*** Material for this task
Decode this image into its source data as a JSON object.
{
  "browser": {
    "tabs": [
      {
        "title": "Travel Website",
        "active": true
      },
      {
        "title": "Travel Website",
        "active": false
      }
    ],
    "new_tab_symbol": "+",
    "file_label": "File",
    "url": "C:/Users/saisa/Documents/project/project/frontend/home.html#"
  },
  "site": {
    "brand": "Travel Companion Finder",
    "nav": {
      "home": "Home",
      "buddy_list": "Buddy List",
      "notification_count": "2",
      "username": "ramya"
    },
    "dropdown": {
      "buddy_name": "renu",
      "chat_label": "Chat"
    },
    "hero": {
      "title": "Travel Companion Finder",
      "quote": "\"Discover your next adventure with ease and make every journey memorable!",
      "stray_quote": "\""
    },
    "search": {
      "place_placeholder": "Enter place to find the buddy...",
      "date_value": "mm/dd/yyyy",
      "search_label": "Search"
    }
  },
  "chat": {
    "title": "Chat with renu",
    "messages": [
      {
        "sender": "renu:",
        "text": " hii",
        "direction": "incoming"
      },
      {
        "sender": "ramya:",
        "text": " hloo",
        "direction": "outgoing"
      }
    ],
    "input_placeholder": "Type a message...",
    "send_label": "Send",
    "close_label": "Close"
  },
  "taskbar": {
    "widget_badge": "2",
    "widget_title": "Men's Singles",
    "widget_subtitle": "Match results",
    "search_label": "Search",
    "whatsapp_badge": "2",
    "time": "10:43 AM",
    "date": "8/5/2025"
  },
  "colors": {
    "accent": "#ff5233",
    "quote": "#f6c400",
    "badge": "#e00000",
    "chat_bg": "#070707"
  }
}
******
Written instruction: Transcribe every entry exactly, omitting nothing.

Complete answer:
Decode this image into its source data as a JSON object.
{
  "browser": {
    "tabs": [
      {
        "title": "Travel Website",
        "active": true
      },
      {
        "title": "Travel Website",
        "active": false
      }
    ],
    "new_tab_symbol": "+",
    "file_label": "File",
    "url": "C:/Users/saisa/Documents/project/project/frontend/home.html#"
  },
  "site": {
    "brand": "Travel Companion Finder",
    "nav": {
      "home": "Home",
      "buddy_list": "Buddy List",
      "notification_count": "2",
      "username": "ramya"
    },
    "dropdown": {
      "buddy_name": "renu",
      "chat_label": "Chat"
    },
    "hero": {
      "title": "Travel Companion Finder",
      "quote": "\"Discover your next adventure with ease and make every journey memorable!",
      "stray_quote": "\""
    },
    "search": {
      "place_placeholder": "Enter place to find the buddy...",
      "date_value": "mm/dd/yyyy",
      "search_label": "Search"
    }
  },
  "chat": {
    "title": "Chat with renu",
    "messages": [
      {
        "sender": "renu:",
        "text": " hii",
        "direction": "incoming"
      },
      {
        "sender": "ramya:",
        "text": " hloo",
        "direction": "outgoing"
      }
    ],
    "input_placeholder": "Type a message...",
    "send_label": "Send",
    "close_label": "Close"
  },
  "taskbar": {
    "widget_badge": "2",
    "widget_title": "Men's Singles",
    "widget_subtitle": "Match results",
    "search_label": "Search",
    "whatsapp_badge": "2",
    "time": "10:43 AM",
    "date": "8/5/2025"
  },
  "colors": {
    "accent": "#ff5233",
    "quote": "#f6c400",
    "badge": "#e00000",
    "chat_bg": "#070707"
  }
}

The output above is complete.